Records from a collection –
************

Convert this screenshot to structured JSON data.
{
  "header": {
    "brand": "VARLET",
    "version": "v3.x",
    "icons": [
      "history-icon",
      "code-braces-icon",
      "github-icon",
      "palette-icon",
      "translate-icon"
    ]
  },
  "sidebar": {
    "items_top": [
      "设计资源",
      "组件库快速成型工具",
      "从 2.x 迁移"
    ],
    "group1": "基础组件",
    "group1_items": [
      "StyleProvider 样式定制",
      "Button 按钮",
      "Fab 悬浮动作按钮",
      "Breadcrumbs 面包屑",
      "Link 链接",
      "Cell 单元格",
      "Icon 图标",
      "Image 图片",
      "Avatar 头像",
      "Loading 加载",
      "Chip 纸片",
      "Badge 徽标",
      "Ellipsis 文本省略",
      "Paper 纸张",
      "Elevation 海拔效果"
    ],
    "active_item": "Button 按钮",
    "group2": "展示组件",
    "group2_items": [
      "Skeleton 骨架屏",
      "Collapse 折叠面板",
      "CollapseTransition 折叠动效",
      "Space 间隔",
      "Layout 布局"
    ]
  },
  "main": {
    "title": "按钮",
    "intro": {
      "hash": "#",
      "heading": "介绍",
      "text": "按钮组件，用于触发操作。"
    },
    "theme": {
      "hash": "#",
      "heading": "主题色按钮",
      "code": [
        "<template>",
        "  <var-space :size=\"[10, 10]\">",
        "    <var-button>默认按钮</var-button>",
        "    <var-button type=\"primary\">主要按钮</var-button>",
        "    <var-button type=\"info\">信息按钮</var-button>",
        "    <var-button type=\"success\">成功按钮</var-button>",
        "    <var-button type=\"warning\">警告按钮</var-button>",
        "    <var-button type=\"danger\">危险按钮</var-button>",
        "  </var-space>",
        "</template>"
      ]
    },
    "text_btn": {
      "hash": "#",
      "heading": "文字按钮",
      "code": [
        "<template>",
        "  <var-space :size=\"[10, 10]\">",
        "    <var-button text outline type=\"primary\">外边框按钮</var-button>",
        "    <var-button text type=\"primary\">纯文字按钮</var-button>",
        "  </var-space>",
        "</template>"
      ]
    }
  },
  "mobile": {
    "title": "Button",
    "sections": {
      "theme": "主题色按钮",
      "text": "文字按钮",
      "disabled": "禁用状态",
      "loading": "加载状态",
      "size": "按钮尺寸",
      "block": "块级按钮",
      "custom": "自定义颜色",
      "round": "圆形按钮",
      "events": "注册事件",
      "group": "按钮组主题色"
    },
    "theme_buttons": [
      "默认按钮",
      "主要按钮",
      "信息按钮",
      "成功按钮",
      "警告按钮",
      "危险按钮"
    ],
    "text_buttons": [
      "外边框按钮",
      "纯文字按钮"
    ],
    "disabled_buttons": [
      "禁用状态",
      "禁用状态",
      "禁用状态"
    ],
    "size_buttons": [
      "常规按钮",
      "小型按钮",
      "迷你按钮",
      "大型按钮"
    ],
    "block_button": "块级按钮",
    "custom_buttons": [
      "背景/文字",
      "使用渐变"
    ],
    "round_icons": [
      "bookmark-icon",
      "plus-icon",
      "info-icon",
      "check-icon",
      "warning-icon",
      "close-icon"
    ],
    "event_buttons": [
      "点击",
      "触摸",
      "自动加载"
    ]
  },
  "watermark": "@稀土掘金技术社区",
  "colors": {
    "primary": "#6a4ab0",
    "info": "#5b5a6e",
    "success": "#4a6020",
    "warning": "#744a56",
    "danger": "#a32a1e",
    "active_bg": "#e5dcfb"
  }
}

************

Your goal –
Show each line of the listing that holds the string "警告按钮".

Task answer –
        "    <var-button type=\"warning\">警告按钮</var-button>",
      "警告按钮",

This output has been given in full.